==== Stored rows ====
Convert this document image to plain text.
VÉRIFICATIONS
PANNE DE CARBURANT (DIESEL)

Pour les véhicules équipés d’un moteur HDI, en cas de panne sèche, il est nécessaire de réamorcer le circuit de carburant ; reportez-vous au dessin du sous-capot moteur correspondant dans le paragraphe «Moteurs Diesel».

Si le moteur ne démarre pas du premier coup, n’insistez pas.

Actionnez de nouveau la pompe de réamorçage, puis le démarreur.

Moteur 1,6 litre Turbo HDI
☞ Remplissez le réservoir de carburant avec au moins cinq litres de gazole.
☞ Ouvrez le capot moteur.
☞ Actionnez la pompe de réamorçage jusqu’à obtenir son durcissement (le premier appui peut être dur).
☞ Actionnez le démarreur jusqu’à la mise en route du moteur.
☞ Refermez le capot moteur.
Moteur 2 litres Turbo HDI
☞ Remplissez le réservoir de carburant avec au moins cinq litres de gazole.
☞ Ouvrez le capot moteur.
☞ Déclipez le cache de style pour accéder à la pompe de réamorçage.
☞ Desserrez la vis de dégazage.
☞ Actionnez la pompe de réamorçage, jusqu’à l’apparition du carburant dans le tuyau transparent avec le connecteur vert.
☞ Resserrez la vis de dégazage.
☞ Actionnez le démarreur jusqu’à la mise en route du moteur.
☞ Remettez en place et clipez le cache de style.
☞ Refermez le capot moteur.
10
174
====
- Problem details -
Write out every entry again exactly, please, with nothing missing.

- Answer in full -
Convert this document image to plain text.
VÉRIFICATIONS
PANNE DE CARBURANT (DIESEL)

Pour les véhicules équipés d’un moteur HDI, en cas de panne sèche, il est nécessaire de réamorcer le circuit de carburant ; reportez-vous au dessin du sous-capot moteur correspondant dans le paragraphe «Moteurs Diesel».

Si le moteur ne démarre pas du premier coup, n’insistez pas.

Actionnez de nouveau la pompe de réamorçage, puis le démarreur.

Moteur 1,6 litre Turbo HDI
☞ Remplissez le réservoir de carburant avec au moins cinq litres de gazole.
☞ Ouvrez le capot moteur.
☞ Actionnez la pompe de réamorçage jusqu’à obtenir son durcissement (le premier appui peut être dur).
☞ Actionnez le démarreur jusqu’à la mise en route du moteur.
☞ Refermez le capot moteur.
Moteur 2 litres Turbo HDI
☞ Remplissez le réservoir de carburant avec au moins cinq litres de gazole.
☞ Ouvrez le capot moteur.
☞ Déclipez le cache de style pour accéder à la pompe de réamorçage.
☞ Desserrez la vis de dégazage.
☞ Actionnez la pompe de réamorçage, jusqu’à l’apparition du carburant dans le tuyau transparent avec le connecteur vert.
☞ Resserrez la vis de dégazage.
☞ Actionnez le démarreur jusqu’à la mise en route du moteur.
☞ Remettez en place et clipez le cache de style.
☞ Refermez le capot moteur.
10
174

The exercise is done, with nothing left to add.